### [Goal of the exercise]
Would you quote the material below in full and unchanged?

### [Data supplied]
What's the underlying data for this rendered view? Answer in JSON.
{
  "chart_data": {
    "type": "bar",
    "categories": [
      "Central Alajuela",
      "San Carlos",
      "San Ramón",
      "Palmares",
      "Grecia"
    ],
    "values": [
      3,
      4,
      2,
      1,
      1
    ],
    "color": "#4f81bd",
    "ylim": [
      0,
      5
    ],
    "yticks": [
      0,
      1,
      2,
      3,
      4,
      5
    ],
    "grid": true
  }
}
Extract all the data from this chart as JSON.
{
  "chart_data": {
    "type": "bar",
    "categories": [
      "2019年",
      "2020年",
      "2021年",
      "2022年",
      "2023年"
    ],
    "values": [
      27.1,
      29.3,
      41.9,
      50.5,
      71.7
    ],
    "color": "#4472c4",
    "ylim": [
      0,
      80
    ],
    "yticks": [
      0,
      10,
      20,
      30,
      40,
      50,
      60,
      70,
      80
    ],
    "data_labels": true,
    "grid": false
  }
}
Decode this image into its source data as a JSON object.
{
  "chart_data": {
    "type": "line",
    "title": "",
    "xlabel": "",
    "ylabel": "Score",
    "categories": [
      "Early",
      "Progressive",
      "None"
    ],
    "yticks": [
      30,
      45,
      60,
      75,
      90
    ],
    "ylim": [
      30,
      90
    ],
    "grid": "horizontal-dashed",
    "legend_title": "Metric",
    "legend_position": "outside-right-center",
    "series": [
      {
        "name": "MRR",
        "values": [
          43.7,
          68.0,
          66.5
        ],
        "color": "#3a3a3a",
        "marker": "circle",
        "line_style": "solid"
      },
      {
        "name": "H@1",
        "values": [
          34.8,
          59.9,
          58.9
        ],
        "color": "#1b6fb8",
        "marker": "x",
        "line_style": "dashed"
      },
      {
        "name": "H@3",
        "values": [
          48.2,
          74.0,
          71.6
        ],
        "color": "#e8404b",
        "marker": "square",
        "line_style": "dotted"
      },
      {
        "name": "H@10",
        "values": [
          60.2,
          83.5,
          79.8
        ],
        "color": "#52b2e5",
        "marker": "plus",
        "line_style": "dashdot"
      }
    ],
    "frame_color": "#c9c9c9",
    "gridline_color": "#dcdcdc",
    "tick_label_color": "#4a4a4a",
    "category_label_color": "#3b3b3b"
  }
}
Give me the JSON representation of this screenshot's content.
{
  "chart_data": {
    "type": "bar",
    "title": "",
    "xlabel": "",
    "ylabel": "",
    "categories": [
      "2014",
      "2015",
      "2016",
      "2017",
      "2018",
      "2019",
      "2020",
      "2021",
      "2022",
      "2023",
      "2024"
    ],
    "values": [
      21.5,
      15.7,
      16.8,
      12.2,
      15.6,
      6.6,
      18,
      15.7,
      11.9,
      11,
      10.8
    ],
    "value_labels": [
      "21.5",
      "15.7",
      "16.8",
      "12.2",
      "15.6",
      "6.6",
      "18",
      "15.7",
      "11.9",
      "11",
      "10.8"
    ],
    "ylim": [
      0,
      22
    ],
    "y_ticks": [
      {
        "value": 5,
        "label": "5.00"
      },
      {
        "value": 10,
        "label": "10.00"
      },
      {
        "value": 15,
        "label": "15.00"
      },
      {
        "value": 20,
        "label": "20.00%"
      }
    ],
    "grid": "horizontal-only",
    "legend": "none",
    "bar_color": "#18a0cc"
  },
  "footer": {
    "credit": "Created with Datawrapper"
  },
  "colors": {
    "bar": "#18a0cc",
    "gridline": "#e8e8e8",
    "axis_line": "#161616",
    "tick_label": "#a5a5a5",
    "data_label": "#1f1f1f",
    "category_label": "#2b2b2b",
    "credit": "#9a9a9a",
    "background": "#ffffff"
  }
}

### [Exercise result]
What's the underlying data for this rendered view? Answer in JSON.
{
  "chart_data": {
    "type": "bar",
    "categories": [
      "Central Alajuela",
      "San Carlos",
      "San Ramón",
      "Palmares",
      "Grecia"
    ],
    "values": [
      3,
      4,
      2,
      1,
      1
    ],
    "color": "#4f81bd",
    "ylim": [
      0,
      5
    ],
    "yticks": [
      0,
      1,
      2,
      3,
      4,
      5
    ],
    "grid": true
  }
}
Extract all the data from this chart as JSON.
{
  "chart_data": {
    "type": "bar",
    "categories": [
      "2019年",
      "2020年",
      "2021年",
      "2022年",
      "2023年"
    ],
    "values": [
      27.1,
      29.3,
      41.9,
      50.5,
      71.7
    ],
    "color": "#4472c4",
    "ylim": [
      0,
      80
    ],
    "yticks": [
      0,
      10,
      20,
      30,
      40,
      50,
      60,
      70,
      80
    ],
    "data_labels": true,
    "grid": false
  }
}
Decode this image into its source data as a JSON object.
{
  "chart_data": {
    "type": "line",
    "title": "",
    "xlabel": "",
    "ylabel": "Score",
    "categories": [
      "Early",
      "Progressive",
      "None"
    ],
    "yticks": [
      30,
      45,
      60,
      75,
      90
    ],
    "ylim": [
      30,
      90
    ],
    "grid": "horizontal-dashed",
    "legend_title": "Metric",
    "legend_position": "outside-right-center",
    "series": [
      {
        "name": "MRR",
        "values": [
          43.7,
          68.0,
          66.5
        ],
        "color": "#3a3a3a",
        "marker": "circle",
        "line_style": "solid"
      },
      {
        "name": "H@1",
        "values": [
          34.8,
          59.9,
          58.9
        ],
        "color": "#1b6fb8",
        "marker": "x",
        "line_style": "dashed"
      },
      {
        "name": "H@3",
        "values": [
          48.2,
          74.0,
          71.6
        ],
        "color": "#e8404b",
        "marker": "square",
        "line_style": "dotted"
      },
      {
        "name": "H@10",
        "values": [
          60.2,
          83.5,
          79.8
        ],
        "color": "#52b2e5",
        "marker": "plus",
        "line_style": "dashdot"
      }
    ],
    "frame_color": "#c9c9c9",
    "gridline_color": "#dcdcdc",
    "tick_label_color": "#4a4a4a",
    "category_label_color": "#3b3b3b"
  }
}
Give me the JSON representation of this screenshot's content.
{
  "chart_data": {
    "type": "bar",
    "title": "",
    "xlabel": "",
    "ylabel": "",
    "categories": [
      "2014",
      "2015",
      "2016",
      "2017",
      "2018",
      "2019",
      "2020",
      "2021",
      "2022",
      "2023",
      "2024"
    ],
    "values": [
      21.5,
      15.7,
      16.8,
      12.2,
      15.6,
      6.6,
      18,
      15.7,
      11.9,
      11,
      10.8
    ],
    "value_labels": [
      "21.5",
      "15.7",
      "16.8",
      "12.2",
      "15.6",
      "6.6",
      "18",
      "15.7",
      "11.9",
      "11",
      "10.8"
    ],
    "ylim": [
      0,
      22
    ],
    "y_ticks": [
      {
        "value": 5,
        "label": "5.00"
      },
      {
        "value": 10,
        "label": "10.00"
      },
      {
        "value": 15,
        "label": "15.00"
      },
      {
        "value": 20,
        "label": "20.00%"
      }
    ],
    "grid": "horizontal-only",
    "legend": "none",
    "bar_color": "#18a0cc"
  },
  "footer": {
    "credit": "Created with Datawrapper"
  },
  "colors": {
    "bar": "#18a0cc",
    "gridline": "#e8e8e8",
    "axis_line": "#161616",
    "tick_label": "#a5a5a5",
    "data_label": "#1f1f1f",
    "category_label": "#2b2b2b",
    "credit": "#9a9a9a",
    "background": "#ffffff"
  }
}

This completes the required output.